• GIVEN RECORDS:
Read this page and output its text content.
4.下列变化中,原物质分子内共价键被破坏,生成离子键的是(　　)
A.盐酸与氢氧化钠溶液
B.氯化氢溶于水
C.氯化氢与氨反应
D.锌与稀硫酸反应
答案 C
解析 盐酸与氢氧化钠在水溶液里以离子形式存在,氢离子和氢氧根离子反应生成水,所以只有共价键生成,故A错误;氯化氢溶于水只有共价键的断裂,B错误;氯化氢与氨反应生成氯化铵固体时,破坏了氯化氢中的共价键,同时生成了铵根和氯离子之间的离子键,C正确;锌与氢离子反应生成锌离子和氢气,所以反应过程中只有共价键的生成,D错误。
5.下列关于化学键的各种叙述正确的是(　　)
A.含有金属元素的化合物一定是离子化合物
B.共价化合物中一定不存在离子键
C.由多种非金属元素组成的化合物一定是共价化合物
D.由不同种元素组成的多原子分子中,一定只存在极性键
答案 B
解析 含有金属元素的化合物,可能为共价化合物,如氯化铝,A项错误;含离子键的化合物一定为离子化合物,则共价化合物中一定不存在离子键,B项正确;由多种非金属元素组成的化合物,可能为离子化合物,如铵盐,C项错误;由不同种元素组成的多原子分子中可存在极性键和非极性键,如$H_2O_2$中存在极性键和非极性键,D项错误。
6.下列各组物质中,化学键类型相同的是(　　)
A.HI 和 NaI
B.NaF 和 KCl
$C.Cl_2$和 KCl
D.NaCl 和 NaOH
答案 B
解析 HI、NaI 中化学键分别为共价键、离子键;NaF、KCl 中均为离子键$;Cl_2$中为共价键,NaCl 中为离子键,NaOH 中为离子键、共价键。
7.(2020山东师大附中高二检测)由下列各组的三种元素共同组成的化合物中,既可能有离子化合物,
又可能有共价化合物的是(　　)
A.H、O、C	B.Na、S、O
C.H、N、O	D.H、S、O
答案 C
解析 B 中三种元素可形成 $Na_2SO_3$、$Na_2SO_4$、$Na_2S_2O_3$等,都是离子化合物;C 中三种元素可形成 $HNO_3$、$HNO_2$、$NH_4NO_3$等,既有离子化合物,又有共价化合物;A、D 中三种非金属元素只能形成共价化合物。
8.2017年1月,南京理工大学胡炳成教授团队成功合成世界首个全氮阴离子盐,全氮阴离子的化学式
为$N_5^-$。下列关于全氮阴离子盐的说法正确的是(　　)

• WHAT YOU WILL DO: All of the entries should be written out again exactly.

• EXERCISE OUTPUT:
Read this page and output its text content.
4.下列变化中,原物质分子内共价键被破坏,生成离子键的是(　　)
A.盐酸与氢氧化钠溶液
B.氯化氢溶于水
C.氯化氢与氨反应
D.锌与稀硫酸反应
答案 C
解析 盐酸与氢氧化钠在水溶液里以离子形式存在,氢离子和氢氧根离子反应生成水,所以只有共价键生成,故A错误;氯化氢溶于水只有共价键的断裂,B错误;氯化氢与氨反应生成氯化铵固体时,破坏了氯化氢中的共价键,同时生成了铵根和氯离子之间的离子键,C正确;锌与氢离子反应生成锌离子和氢气,所以反应过程中只有共价键的生成,D错误。
5.下列关于化学键的各种叙述正确的是(　　)
A.含有金属元素的化合物一定是离子化合物
B.共价化合物中一定不存在离子键
C.由多种非金属元素组成的化合物一定是共价化合物
D.由不同种元素组成的多原子分子中,一定只存在极性键
答案 B
解析 含有金属元素的化合物,可能为共价化合物,如氯化铝,A项错误;含离子键的化合物一定为离子化合物,则共价化合物中一定不存在离子键,B项正确;由多种非金属元素组成的化合物,可能为离子化合物,如铵盐,C项错误;由不同种元素组成的多原子分子中可存在极性键和非极性键,如$H_2O_2$中存在极性键和非极性键,D项错误。
6.下列各组物质中,化学键类型相同的是(　　)
A.HI 和 NaI
B.NaF 和 KCl
$C.Cl_2$和 KCl
D.NaCl 和 NaOH
答案 B
解析 HI、NaI 中化学键分别为共价键、离子键;NaF、KCl 中均为离子键$;Cl_2$中为共价键,NaCl 中为离子键,NaOH 中为离子键、共价键。
7.(2020山东师大附中高二检测)由下列各组的三种元素共同组成的化合物中,既可能有离子化合物,
又可能有共价化合物的是(　　)
A.H、O、C	B.Na、S、O
C.H、N、O	D.H、S、O
答案 C
解析 B 中三种元素可形成 $Na_2SO_3$、$Na_2SO_4$、$Na_2S_2O_3$等,都是离子化合物;C 中三种元素可形成 $HNO_3$、$HNO_2$、$NH_4NO_3$等,既有离子化合物,又有共价化合物;A、D 中三种非金属元素只能形成共价化合物。
8.2017年1月,南京理工大学胡炳成教授团队成功合成世界首个全氮阴离子盐,全氮阴离子的化学式
为$N_5^-$。下列关于全氮阴离子盐的说法正确的是(　　)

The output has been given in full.